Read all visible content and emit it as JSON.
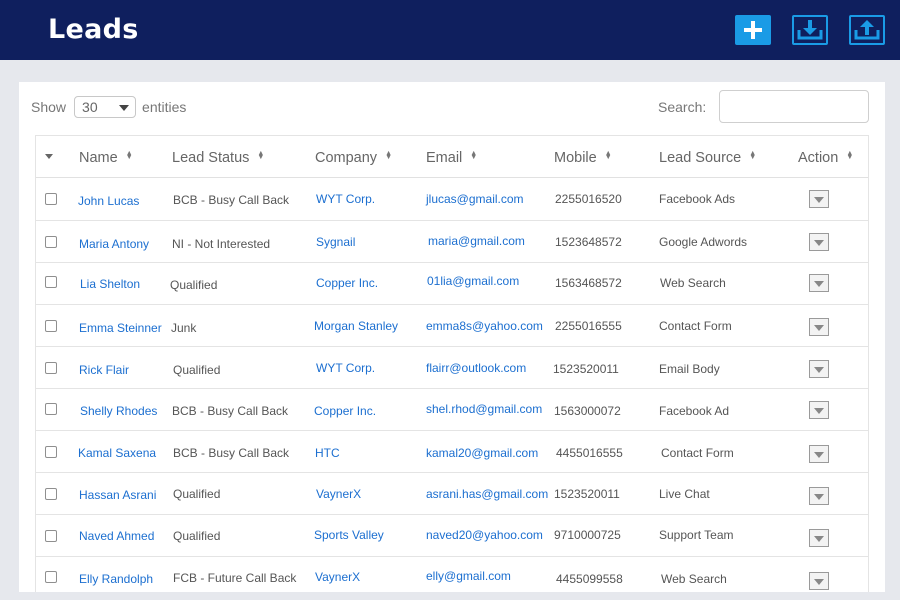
{
  "header": {
    "title": "Leads",
    "buttons": [
      {
        "name": "add-lead-button",
        "icon": "plus-icon"
      },
      {
        "name": "download-button",
        "icon": "download-tray-icon"
      },
      {
        "name": "upload-button",
        "icon": "upload-tray-icon"
      }
    ],
    "accent_color": "#1a9be6",
    "bar_color": "#0f1f5e"
  },
  "controls": {
    "show_label": "Show",
    "entries_value": "30",
    "entities_label": "entities",
    "search_label": "Search:",
    "search_value": ""
  },
  "table": {
    "columns": [
      "Name",
      "Lead Status",
      "Company",
      "Email",
      "Mobile",
      "Lead Source",
      "Action"
    ],
    "rows": [
      {
        "name": "John Lucas",
        "status": "BCB - Busy Call Back",
        "company": "WYT Corp.",
        "email": "jlucas@gmail.com",
        "mobile": "2255016520",
        "source": "Facebook Ads"
      },
      {
        "name": "Maria Antony",
        "status": "NI - Not Interested",
        "company": "Sygnail",
        "email": "maria@gmail.com",
        "mobile": "1523648572",
        "source": "Google Adwords"
      },
      {
        "name": "Lia Shelton",
        "status": "Qualified",
        "company": "Copper Inc.",
        "email": "01lia@gmail.com",
        "mobile": "1563468572",
        "source": "Web Search"
      },
      {
        "name": "Emma Steinner",
        "status": "Junk",
        "company": "Morgan Stanley",
        "email": "emma8s@yahoo.com",
        "mobile": "2255016555",
        "source": "Contact Form"
      },
      {
        "name": "Rick Flair",
        "status": "Qualified",
        "company": "WYT Corp.",
        "email": "flairr@outlook.com",
        "mobile": "1523520011",
        "source": "Email Body"
      },
      {
        "name": "Shelly Rhodes",
        "status": "BCB - Busy Call Back",
        "company": "Copper Inc.",
        "email": "shel.rhod@gmail.com",
        "mobile": "1563000072",
        "source": "Facebook Ad"
      },
      {
        "name": "Kamal Saxena",
        "status": "BCB - Busy Call Back",
        "company": "HTC",
        "email": "kamal20@gmail.com",
        "mobile": "4455016555",
        "source": "Contact Form"
      },
      {
        "name": "Hassan Asrani",
        "status": "Qualified",
        "company": "VaynerX",
        "email": "asrani.has@gmail.com",
        "mobile": "1523520011",
        "source": "Live Chat"
      },
      {
        "name": "Naved Ahmed",
        "status": "Qualified",
        "company": "Sports Valley",
        "email": "naved20@yahoo.com",
        "mobile": "9710000725",
        "source": "Support Team"
      },
      {
        "name": "Elly Randolph",
        "status": "FCB - Future Call Back",
        "company": "VaynerX",
        "email": "elly@gmail.com",
        "mobile": "4455099558",
        "source": "Web Search"
      }
    ]
  }
}
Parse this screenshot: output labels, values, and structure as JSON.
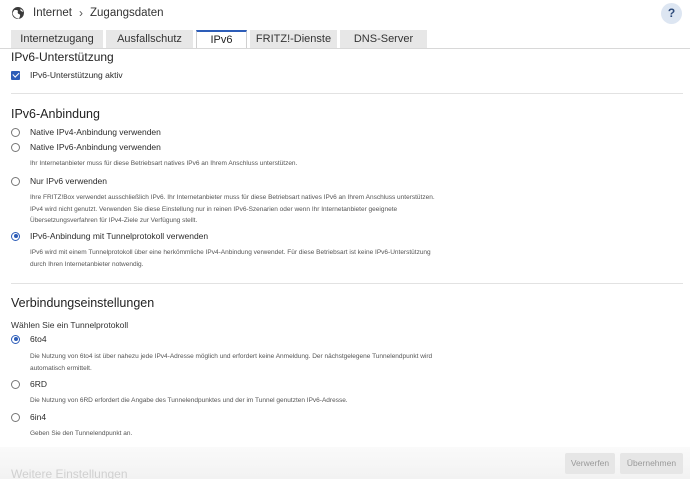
{
  "header": {
    "breadcrumb": [
      "Internet",
      "Zugangsdaten"
    ],
    "breadcrumb_separator": "›",
    "help_label": "?"
  },
  "tabs": [
    {
      "label": "Internetzugang",
      "active": false
    },
    {
      "label": "Ausfallschutz",
      "active": false
    },
    {
      "label": "IPv6",
      "active": true
    },
    {
      "label": "FRITZ!-Dienste",
      "active": false
    },
    {
      "label": "DNS-Server",
      "active": false
    }
  ],
  "support": {
    "title": "IPv6-Unterstützung",
    "checkbox_label": "IPv6-Unterstützung aktiv",
    "checked": true
  },
  "connection": {
    "title": "IPv6-Anbindung",
    "options": [
      {
        "label": "Native IPv4-Anbindung verwenden",
        "selected": false,
        "desc": ""
      },
      {
        "label": "Native IPv6-Anbindung verwenden",
        "selected": false,
        "desc": "Ihr Internetanbieter muss für diese Betriebsart natives IPv6 an Ihrem Anschluss unterstützen."
      },
      {
        "label": "Nur IPv6 verwenden",
        "selected": false,
        "desc": "Ihre FRITZ!Box verwendet ausschließlich IPv6. Ihr Internetanbieter muss für diese Betriebsart natives IPv6 an Ihrem Anschluss unterstützen. IPv4 wird nicht genutzt. Verwenden Sie diese Einstellung nur in reinen IPv6-Szenarien oder wenn Ihr Internetanbieter geeignete Übersetzungsverfahren für IPv4-Ziele zur Verfügung stellt."
      },
      {
        "label": "IPv6-Anbindung mit Tunnelprotokoll verwenden",
        "selected": true,
        "desc": "IPv6 wird mit einem Tunnelprotokoll über eine herkömmliche IPv4-Anbindung verwendet. Für diese Betriebsart ist keine IPv6-Unterstützung durch Ihren Internetanbieter notwendig."
      }
    ]
  },
  "settings": {
    "title": "Verbindungseinstellungen",
    "protocol_label": "Wählen Sie ein Tunnelprotokoll",
    "protocols": [
      {
        "label": "6to4",
        "selected": true,
        "desc": "Die Nutzung von 6to4 ist über nahezu jede IPv4-Adresse möglich und erfordert keine Anmeldung. Der nächstgelegene Tunnelendpunkt wird automatisch ermittelt."
      },
      {
        "label": "6RD",
        "selected": false,
        "desc": "Die Nutzung von 6RD erfordert die Angabe des Tunnelendpunktes und der im Tunnel genutzten IPv6-Adresse."
      },
      {
        "label": "6in4",
        "selected": false,
        "desc": "Geben Sie den Tunnelendpunkt an."
      }
    ]
  },
  "further_title": "Weitere Einstellungen",
  "buttons": {
    "discard": "Verwerfen",
    "apply": "Übernehmen"
  },
  "colors": {
    "accent": "#2d5db8",
    "tab_bg": "#e7e7e7",
    "button_bg": "#e6e6e6"
  },
  "icons": {
    "globe": "globe-icon",
    "help": "help-icon"
  }
}
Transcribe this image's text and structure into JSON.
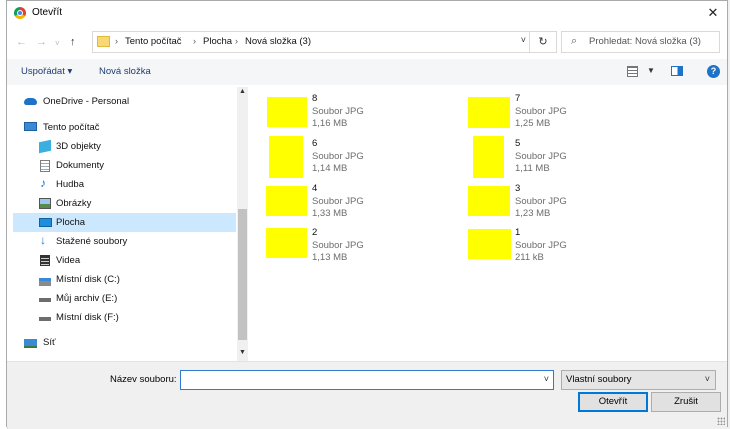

● ● ● ●

## [Your task]
The records above are to be reproduced exactly; the pictures are to be left out.

## [Exercise output]
Read all visible content and emit it as JSON.
{
  "header": {
    "title": "Leads",
    "buttons": [
      {
        "name": "add-lead-button",
        "icon": "plus-icon"
      },
      {
        "name": "download-button",
        "icon": "download-tray-icon"
      },
      {
        "name": "upload-button",
        "icon": "upload-tray-icon"
      }
    ],
    "accent_color": "#1a9be6",
    "bar_color": "#0f1f5e"
  },
  "controls": {
    "show_label": "Show",
    "entries_value": "30",
    "entities_label": "entities",
    "search_label": "Search:",
    "search_value": ""
  },
  "table": {
    "columns": [
      "Name",
      "Lead Status",
      "Company",
      "Email",
      "Mobile",
      "Lead Source",
      "Action"
    ],
    "rows": [
      {
        "name": "John Lucas",
        "status": "BCB - Busy Call Back",
        "company": "WYT Corp.",
        "email": "jlucas@gmail.com",
        "mobile": "2255016520",
        "source": "Facebook Ads"
      },
      {
        "name": "Maria Antony",
        "status": "NI - Not Interested",
        "company": "Sygnail",
        "email": "maria@gmail.com",
        "mobile": "1523648572",
        "source": "Google Adwords"
      },
      {
        "name": "Lia Shelton",
        "status": "Qualified",
        "company": "Copper Inc.",
        "email": "01lia@gmail.com",
        "mobile": "1563468572",
        "source": "Web Search"
      },
      {
        "name": "Emma Steinner",
        "status": "Junk",
        "company": "Morgan Stanley",
        "email": "emma8s@yahoo.com",
        "mobile": "2255016555",
        "source": "Contact Form"
      },
      {
        "name": "Rick Flair",
        "status": "Qualified",
        "company": "WYT Corp.",
        "email": "flairr@outlook.com",
        "mobile": "1523520011",
        "source": "Email Body"
      },
      {
        "name": "Shelly Rhodes",
        "status": "BCB - Busy Call Back",
        "company": "Copper Inc.",
        "email": "shel.rhod@gmail.com",
        "mobile": "1563000072",
        "source": "Facebook Ad"
      },
      {
        "name": "Kamal Saxena",
        "status": "BCB - Busy Call Back",
        "company": "HTC",
        "email": "kamal20@gmail.com",
        "mobile": "4455016555",
        "source": "Contact Form"
      },
      {
        "name": "Hassan Asrani",
        "status": "Qualified",
        "company": "VaynerX",
        "email": "asrani.has@gmail.com",
        "mobile": "1523520011",
        "source": "Live Chat"
      },
      {
        "name": "Naved Ahmed",
        "status": "Qualified",
        "company": "Sports Valley",
        "email": "naved20@yahoo.com",
        "mobile": "9710000725",
        "source": "Support Team"
      },
      {
        "name": "Elly Randolph",
        "status": "FCB - Future Call Back",
        "company": "VaynerX",
        "email": "elly@gmail.com",
        "mobile": "4455099558",
        "source": "Web Search"
      }
    ]
  }
}
Parse this screenshot: output labels, values, and structure as JSON.
{
  "header": {
    "breadcrumb": [
      "Internet",
      "Zugangsdaten"
    ],
    "breadcrumb_separator": "›",
    "help_label": "?"
  },
  "tabs": [
    {
      "label": "Internetzugang",
      "active": false
    },
    {
      "label": "Ausfallschutz",
      "active": false
    },
    {
      "label": "IPv6",
      "active": true
    },
    {
      "label": "FRITZ!-Dienste",
      "active": false
    },
    {
      "label": "DNS-Server",
      "active": false
    }
  ],
  "support": {
    "title": "IPv6-Unterstützung",
    "checkbox_label": "IPv6-Unterstützung aktiv",
    "checked": true
  },
  "connection": {
    "title": "IPv6-Anbindung",
    "options": [
      {
        "label": "Native IPv4-Anbindung verwenden",
        "selected": false,
        "desc": ""
      },
      {
        "label": "Native IPv6-Anbindung verwenden",
        "selected": false,
        "desc": "Ihr Internetanbieter muss für diese Betriebsart natives IPv6 an Ihrem Anschluss unterstützen."
      },
      {
        "label": "Nur IPv6 verwenden",
        "selected": false,
        "desc": "Ihre FRITZ!Box verwendet ausschließlich IPv6. Ihr Internetanbieter muss für diese Betriebsart natives IPv6 an Ihrem Anschluss unterstützen. IPv4 wird nicht genutzt. Verwenden Sie diese Einstellung nur in reinen IPv6-Szenarien oder wenn Ihr Internetanbieter geeignete Übersetzungsverfahren für IPv4-Ziele zur Verfügung stellt."
      },
      {
        "label": "IPv6-Anbindung mit Tunnelprotokoll verwenden",
        "selected": true,
        "desc": "IPv6 wird mit einem Tunnelprotokoll über eine herkömmliche IPv4-Anbindung verwendet. Für diese Betriebsart ist keine IPv6-Unterstützung durch Ihren Internetanbieter notwendig."
      }
    ]
  },
  "settings": {
    "title": "Verbindungseinstellungen",
    "protocol_label": "Wählen Sie ein Tunnelprotokoll",
    "protocols": [
      {
        "label": "6to4",
        "selected": true,
        "desc": "Die Nutzung von 6to4 ist über nahezu jede IPv4-Adresse möglich und erfordert keine Anmeldung. Der nächstgelegene Tunnelendpunkt wird automatisch ermittelt."
      },
      {
        "label": "6RD",
        "selected": false,
        "desc": "Die Nutzung von 6RD erfordert die Angabe des Tunnelendpunktes und der im Tunnel genutzten IPv6-Adresse."
      },
      {
        "label": "6in4",
        "selected": false,
        "desc": "Geben Sie den Tunnelendpunkt an."
      }
    ]
  },
  "further_title": "Weitere Einstellungen",
  "buttons": {
    "discard": "Verwerfen",
    "apply": "Übernehmen"
  },
  "colors": {
    "accent": "#2d5db8",
    "tab_bg": "#e7e7e7",
    "button_bg": "#e6e6e6"
  },
  "icons": {
    "globe": "globe-icon",
    "help": "help-icon"
  }
}
Transcribe this image's text and structure into JSON.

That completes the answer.